In the material below, repeat only the lines from the one that holds "Enumerate this screenshot's" through the final line, exactly as they stand.

>> START

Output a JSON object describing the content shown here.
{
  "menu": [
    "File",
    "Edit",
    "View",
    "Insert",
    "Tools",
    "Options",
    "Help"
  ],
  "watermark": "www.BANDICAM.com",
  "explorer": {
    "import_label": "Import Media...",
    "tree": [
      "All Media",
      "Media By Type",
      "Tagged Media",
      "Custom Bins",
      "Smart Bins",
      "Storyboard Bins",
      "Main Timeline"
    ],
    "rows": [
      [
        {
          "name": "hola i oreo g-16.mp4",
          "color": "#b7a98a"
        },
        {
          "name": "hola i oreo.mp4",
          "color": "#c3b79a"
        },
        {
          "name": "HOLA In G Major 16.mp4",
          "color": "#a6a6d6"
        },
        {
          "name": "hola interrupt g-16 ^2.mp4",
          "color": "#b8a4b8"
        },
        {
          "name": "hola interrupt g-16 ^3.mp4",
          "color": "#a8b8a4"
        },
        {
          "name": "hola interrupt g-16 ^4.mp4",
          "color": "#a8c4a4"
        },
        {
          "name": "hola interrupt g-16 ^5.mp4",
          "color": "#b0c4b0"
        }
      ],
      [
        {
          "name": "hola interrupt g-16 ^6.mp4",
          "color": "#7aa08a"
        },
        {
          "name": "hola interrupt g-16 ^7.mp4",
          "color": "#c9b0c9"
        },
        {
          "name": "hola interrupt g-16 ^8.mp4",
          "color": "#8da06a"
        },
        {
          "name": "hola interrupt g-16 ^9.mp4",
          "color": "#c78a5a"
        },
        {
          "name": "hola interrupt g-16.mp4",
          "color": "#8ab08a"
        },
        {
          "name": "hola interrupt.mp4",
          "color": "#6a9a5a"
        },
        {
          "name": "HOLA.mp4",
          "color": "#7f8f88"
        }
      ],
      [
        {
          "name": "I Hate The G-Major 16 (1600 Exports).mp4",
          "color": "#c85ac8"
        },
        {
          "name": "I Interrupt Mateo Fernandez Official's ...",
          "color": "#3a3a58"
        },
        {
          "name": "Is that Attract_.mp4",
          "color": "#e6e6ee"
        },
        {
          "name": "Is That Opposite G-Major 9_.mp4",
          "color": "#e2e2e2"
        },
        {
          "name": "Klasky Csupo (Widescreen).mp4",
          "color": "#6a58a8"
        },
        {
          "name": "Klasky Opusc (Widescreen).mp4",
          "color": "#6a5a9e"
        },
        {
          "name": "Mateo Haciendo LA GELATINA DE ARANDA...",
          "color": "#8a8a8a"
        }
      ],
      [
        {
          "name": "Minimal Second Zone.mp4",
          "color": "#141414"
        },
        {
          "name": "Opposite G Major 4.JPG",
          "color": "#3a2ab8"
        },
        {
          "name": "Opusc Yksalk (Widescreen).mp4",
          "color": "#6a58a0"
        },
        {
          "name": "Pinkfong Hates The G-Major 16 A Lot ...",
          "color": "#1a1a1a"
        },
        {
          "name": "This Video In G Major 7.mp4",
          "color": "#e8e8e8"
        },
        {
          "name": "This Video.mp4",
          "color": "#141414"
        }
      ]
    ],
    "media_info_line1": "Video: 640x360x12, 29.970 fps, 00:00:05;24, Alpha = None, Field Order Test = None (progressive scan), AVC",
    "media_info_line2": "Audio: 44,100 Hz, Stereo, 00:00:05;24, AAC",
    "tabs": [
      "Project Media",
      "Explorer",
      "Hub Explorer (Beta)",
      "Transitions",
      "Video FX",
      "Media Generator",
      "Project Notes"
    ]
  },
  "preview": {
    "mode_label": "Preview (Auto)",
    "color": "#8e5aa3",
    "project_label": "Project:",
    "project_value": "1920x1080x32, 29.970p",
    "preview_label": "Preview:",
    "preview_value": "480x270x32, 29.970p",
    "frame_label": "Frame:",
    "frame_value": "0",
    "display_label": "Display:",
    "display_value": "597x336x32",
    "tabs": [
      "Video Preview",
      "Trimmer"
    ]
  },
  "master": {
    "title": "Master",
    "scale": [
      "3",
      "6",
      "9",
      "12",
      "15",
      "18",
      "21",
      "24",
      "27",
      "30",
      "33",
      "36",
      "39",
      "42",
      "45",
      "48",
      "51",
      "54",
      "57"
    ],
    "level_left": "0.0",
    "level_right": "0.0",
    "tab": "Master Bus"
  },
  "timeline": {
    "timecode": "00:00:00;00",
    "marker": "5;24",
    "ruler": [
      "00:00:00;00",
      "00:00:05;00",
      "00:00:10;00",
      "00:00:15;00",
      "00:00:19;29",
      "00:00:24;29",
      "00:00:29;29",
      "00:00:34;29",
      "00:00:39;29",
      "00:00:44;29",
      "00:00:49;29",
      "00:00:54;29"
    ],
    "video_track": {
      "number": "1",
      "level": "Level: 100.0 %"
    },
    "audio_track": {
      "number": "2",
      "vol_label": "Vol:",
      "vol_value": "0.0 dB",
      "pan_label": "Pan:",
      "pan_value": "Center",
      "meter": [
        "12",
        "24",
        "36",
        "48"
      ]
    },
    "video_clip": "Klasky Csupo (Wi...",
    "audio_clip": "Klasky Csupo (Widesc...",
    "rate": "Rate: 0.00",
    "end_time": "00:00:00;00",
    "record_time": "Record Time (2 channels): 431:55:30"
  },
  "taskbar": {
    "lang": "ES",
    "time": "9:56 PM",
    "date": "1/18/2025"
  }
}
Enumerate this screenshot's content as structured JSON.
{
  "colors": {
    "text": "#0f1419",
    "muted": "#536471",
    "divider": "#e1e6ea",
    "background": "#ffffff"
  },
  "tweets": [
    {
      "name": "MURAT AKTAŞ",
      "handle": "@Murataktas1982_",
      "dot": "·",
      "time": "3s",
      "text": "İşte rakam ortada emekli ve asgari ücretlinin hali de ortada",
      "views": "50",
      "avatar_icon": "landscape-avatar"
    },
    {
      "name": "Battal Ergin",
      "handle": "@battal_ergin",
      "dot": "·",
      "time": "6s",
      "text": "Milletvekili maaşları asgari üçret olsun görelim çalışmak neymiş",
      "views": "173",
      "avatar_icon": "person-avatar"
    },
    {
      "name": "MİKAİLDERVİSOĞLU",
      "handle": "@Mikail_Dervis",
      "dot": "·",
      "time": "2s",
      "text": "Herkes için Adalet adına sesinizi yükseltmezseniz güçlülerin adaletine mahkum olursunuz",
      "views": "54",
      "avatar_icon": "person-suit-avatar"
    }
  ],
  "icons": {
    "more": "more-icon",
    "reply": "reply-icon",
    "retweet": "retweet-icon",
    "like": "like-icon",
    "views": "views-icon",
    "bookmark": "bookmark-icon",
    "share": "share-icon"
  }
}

>> END

• Output of the exercise:
Enumerate this screenshot's content as structured JSON.
{
  "colors": {
    "text": "#0f1419",
    "muted": "#536471",
    "divider": "#e1e6ea",
    "background": "#ffffff"
  },
  "tweets": [
    {
      "name": "MURAT AKTAŞ",
      "handle": "@Murataktas1982_",
      "dot": "·",
      "time": "3s",
      "text": "İşte rakam ortada emekli ve asgari ücretlinin hali de ortada",
      "views": "50",
      "avatar_icon": "landscape-avatar"
    },
    {
      "name": "Battal Ergin",
      "handle": "@battal_ergin",
      "dot": "·",
      "time": "6s",
      "text": "Milletvekili maaşları asgari üçret olsun görelim çalışmak neymiş",
      "views": "173",
      "avatar_icon": "person-avatar"
    },
    {
      "name": "MİKAİLDERVİSOĞLU",
      "handle": "@Mikail_Dervis",
      "dot": "·",
      "time": "2s",
      "text": "Herkes için Adalet adına sesinizi yükseltmezseniz güçlülerin adaletine mahkum olursunuz",
      "views": "54",
      "avatar_icon": "person-suit-avatar"
    }
  ],
  "icons": {
    "more": "more-icon",
    "reply": "reply-icon",
    "retweet": "retweet-icon",
    "like": "like-icon",
    "views": "views-icon",
    "bookmark": "bookmark-icon",
    "share": "share-icon"
  }
}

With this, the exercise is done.